#### Extracted information ####

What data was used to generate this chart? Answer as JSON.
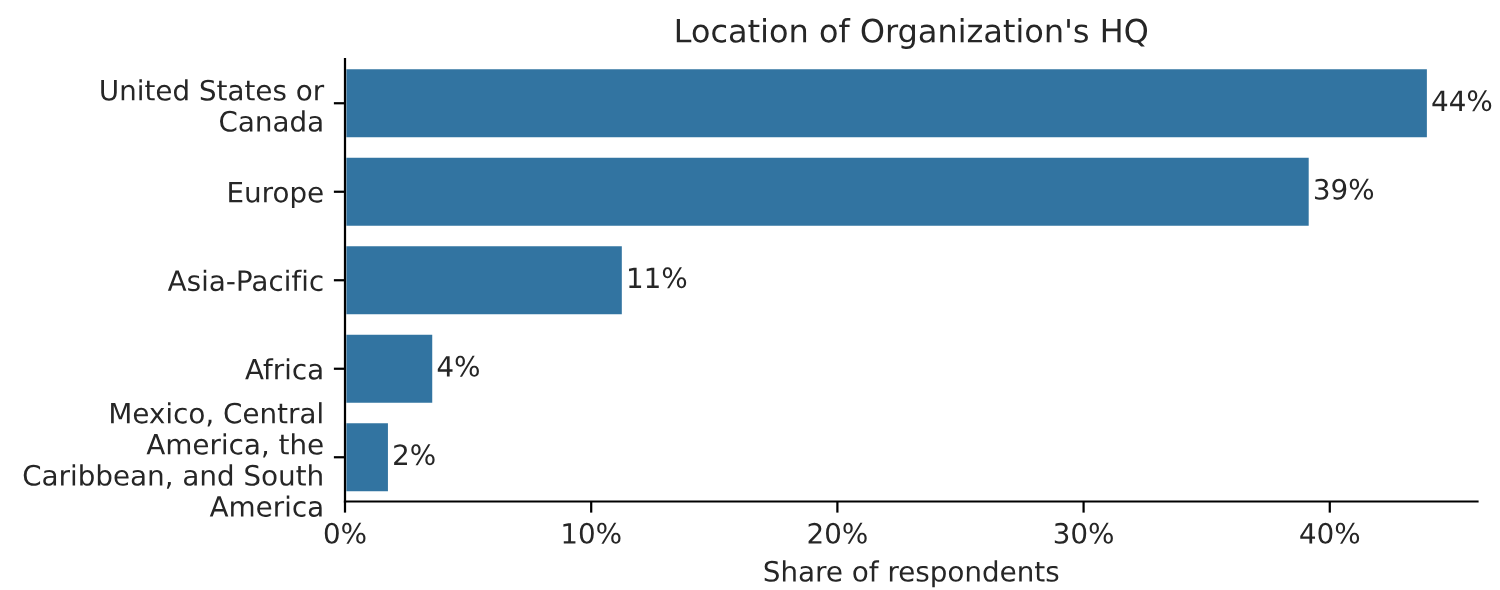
{
  "chart_data": {
    "type": "bar",
    "orientation": "horizontal",
    "title": "Location of Organization's HQ",
    "xlabel": "Share of respondents",
    "categories": [
      "United States or\nCanada",
      "Europe",
      "Asia-Pacific",
      "Africa",
      "Mexico, Central\nAmerica, the\nCaribbean, and South\nAmerica"
    ],
    "values": [
      44.0,
      39.2,
      11.3,
      3.6,
      1.8
    ],
    "value_labels": [
      "44%",
      "39%",
      "11%",
      "4%",
      "2%"
    ],
    "color": "#3274a1",
    "xlim": [
      0,
      46
    ],
    "xticks": [
      {
        "value": 0,
        "label": "0%"
      },
      {
        "value": 10,
        "label": "10%"
      },
      {
        "value": 20,
        "label": "20%"
      },
      {
        "value": 30,
        "label": "30%"
      },
      {
        "value": 40,
        "label": "40%"
      }
    ],
    "grid": false,
    "legend": false
  }
}
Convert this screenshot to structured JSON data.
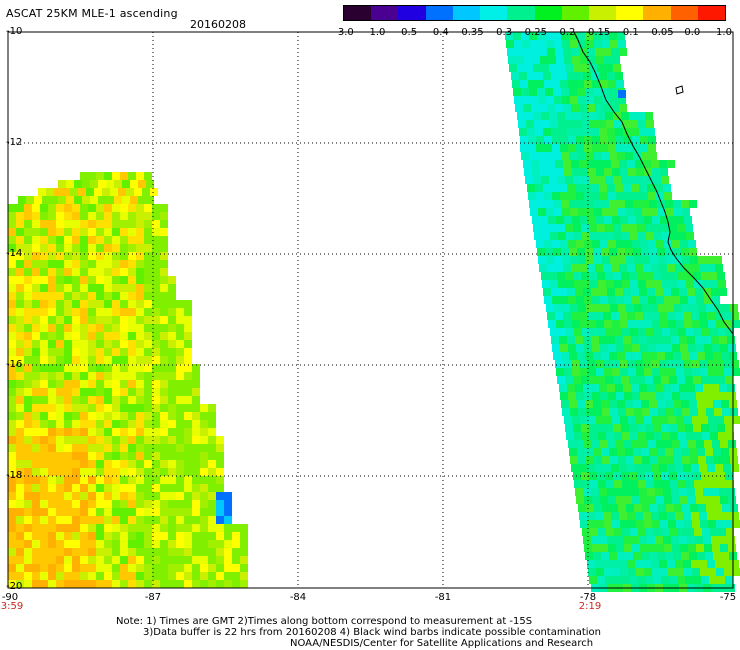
{
  "header": {
    "title": "ASCAT 25KM MLE-1 ascending",
    "date": "20160208"
  },
  "colorbar": {
    "labels": [
      "-3.0",
      "-1.0",
      "-0.5",
      "-0.4",
      "-0.35",
      "-0.3",
      "-0.25",
      "-0.2",
      "-0.15",
      "-0.1",
      "-0.05",
      "0.0",
      "1.0"
    ],
    "colors": [
      "#2a0030",
      "#4a0090",
      "#2000e0",
      "#0070ff",
      "#00c8ff",
      "#00f0e8",
      "#00f090",
      "#00f020",
      "#60f000",
      "#c8f000",
      "#ffff00",
      "#ffb000",
      "#ff6000",
      "#ff1800"
    ]
  },
  "axes": {
    "lat_labels": [
      "-10",
      "-12",
      "-14",
      "-16",
      "-18",
      "-20"
    ],
    "lon_labels": [
      "-90",
      "-87",
      "-84",
      "-81",
      "-78",
      "-75"
    ],
    "time_labels": [
      "3:59",
      "2:19"
    ]
  },
  "notes": {
    "line1": "Note: 1) Times are GMT 2)Times along bottom correspond to measurement at -15S",
    "line2": "3)Data buffer is 22 hrs from 20160208 4) Black wind barbs indicate possible contamination",
    "line3": "NOAA/NESDIS/Center for Satellite Applications and Research"
  },
  "colors": {
    "grid": "#000000",
    "time_label": "#c8281e",
    "coastline": "#000000"
  }
}
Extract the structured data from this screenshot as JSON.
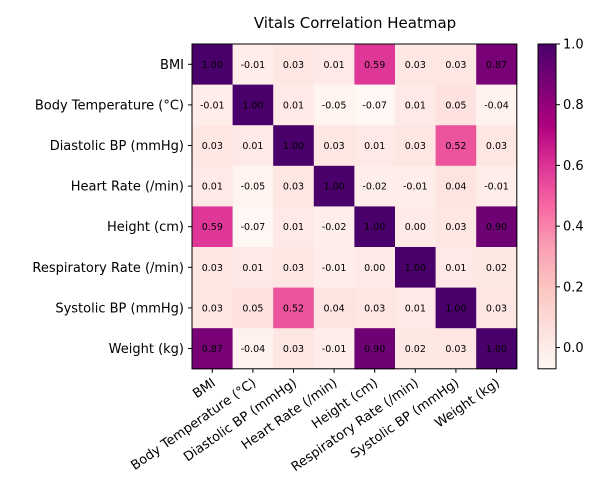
{
  "chart_data": {
    "type": "heatmap",
    "title": "Vitals Correlation Heatmap",
    "x_labels": [
      "BMI",
      "Body Temperature (°C)",
      "Diastolic BP (mmHg)",
      "Heart Rate (/min)",
      "Height (cm)",
      "Respiratory Rate (/min)",
      "Systolic BP (mmHg)",
      "Weight (kg)"
    ],
    "y_labels": [
      "BMI",
      "Body Temperature (°C)",
      "Diastolic BP (mmHg)",
      "Heart Rate (/min)",
      "Height (cm)",
      "Respiratory Rate (/min)",
      "Systolic BP (mmHg)",
      "Weight (kg)"
    ],
    "matrix": [
      [
        1.0,
        -0.01,
        0.03,
        0.01,
        0.59,
        0.03,
        0.03,
        0.87
      ],
      [
        -0.01,
        1.0,
        0.01,
        -0.05,
        -0.07,
        0.01,
        0.05,
        -0.04
      ],
      [
        0.03,
        0.01,
        1.0,
        0.03,
        0.01,
        0.03,
        0.52,
        0.03
      ],
      [
        0.01,
        -0.05,
        0.03,
        1.0,
        -0.02,
        -0.01,
        0.04,
        -0.01
      ],
      [
        0.59,
        -0.07,
        0.01,
        -0.02,
        1.0,
        0.0,
        0.03,
        0.9
      ],
      [
        0.03,
        0.01,
        0.03,
        -0.01,
        0.0,
        1.0,
        0.01,
        0.02
      ],
      [
        0.03,
        0.05,
        0.52,
        0.04,
        0.03,
        0.01,
        1.0,
        0.03
      ],
      [
        0.87,
        -0.04,
        0.03,
        -0.01,
        0.9,
        0.02,
        0.03,
        1.0
      ]
    ],
    "colorscale": "RdPu",
    "vmin": -0.07,
    "vmax": 1.0,
    "colorbar_ticks": [
      "0.0",
      "0.2",
      "0.4",
      "0.6",
      "0.8",
      "1.0"
    ],
    "colorbar_tick_values": [
      0.0,
      0.2,
      0.4,
      0.6,
      0.8,
      1.0
    ]
  }
}
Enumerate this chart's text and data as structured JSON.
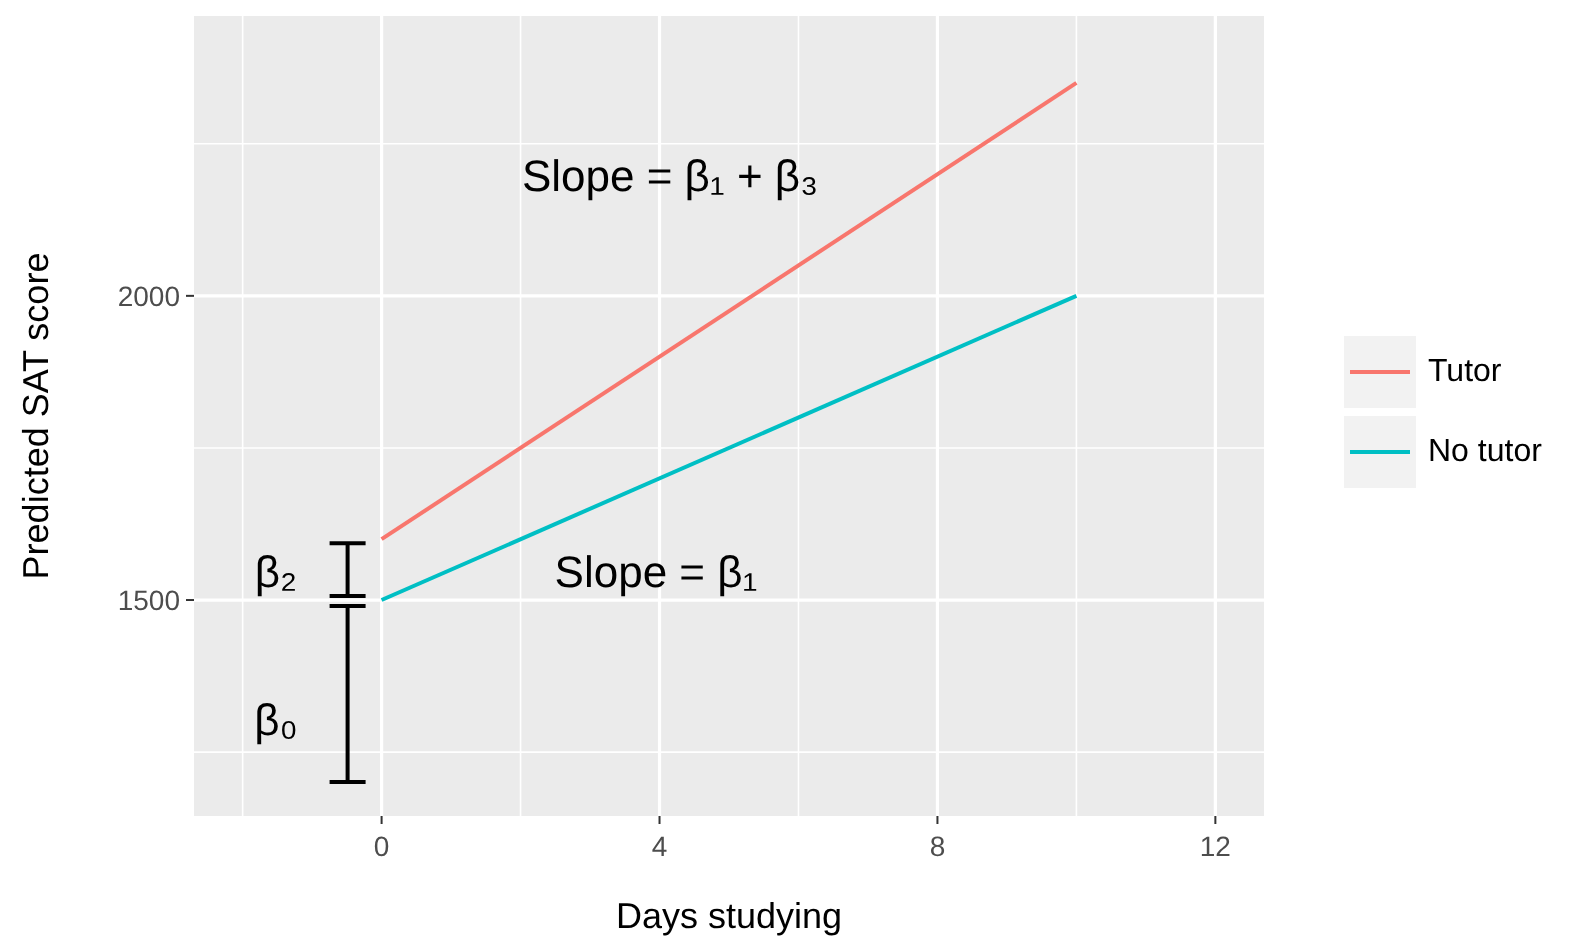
{
  "chart_data": {
    "type": "line",
    "xlabel": "Days studying",
    "ylabel": "Predicted SAT score",
    "x": [
      0,
      10
    ],
    "xlim": [
      -2.7,
      12.7
    ],
    "xticks": [
      0,
      4,
      8,
      12
    ],
    "ylim": [
      1145,
      2460
    ],
    "yticks": [
      1500,
      2000
    ],
    "grid": true,
    "legend": "right",
    "line_style": "solid",
    "marker": "none",
    "series": [
      {
        "name": "Tutor",
        "color": "#f8766d",
        "values": [
          1600,
          2350
        ]
      },
      {
        "name": "No tutor",
        "color": "#00bfc4",
        "values": [
          1500,
          2000
        ]
      }
    ],
    "annotations": [
      "Slope = β₁ + β₃",
      "Slope =  β₁",
      "β₂",
      "β₀"
    ]
  }
}
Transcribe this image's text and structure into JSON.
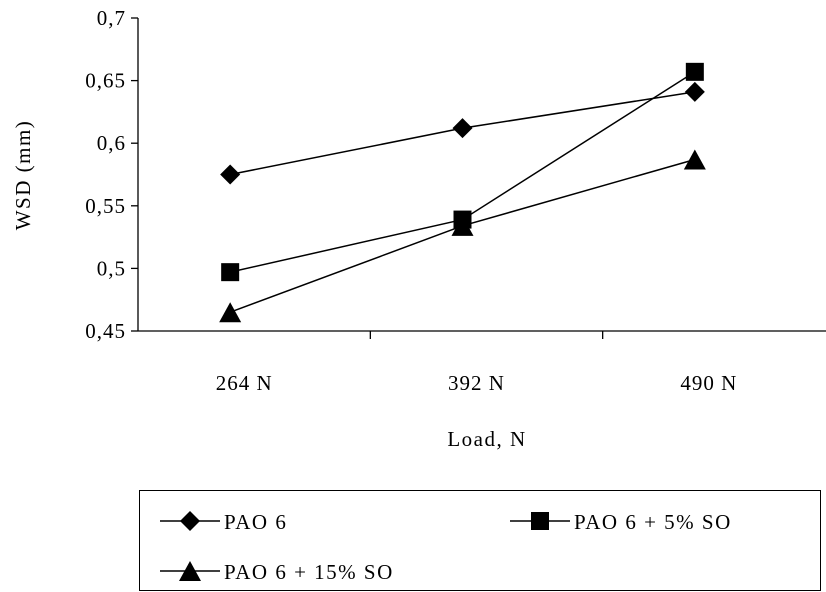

####

* [Written request]:
What is the number of lines in the records above that include the word "JSON"? Reply with that number and nothing more.

* [Exercise solution]:
5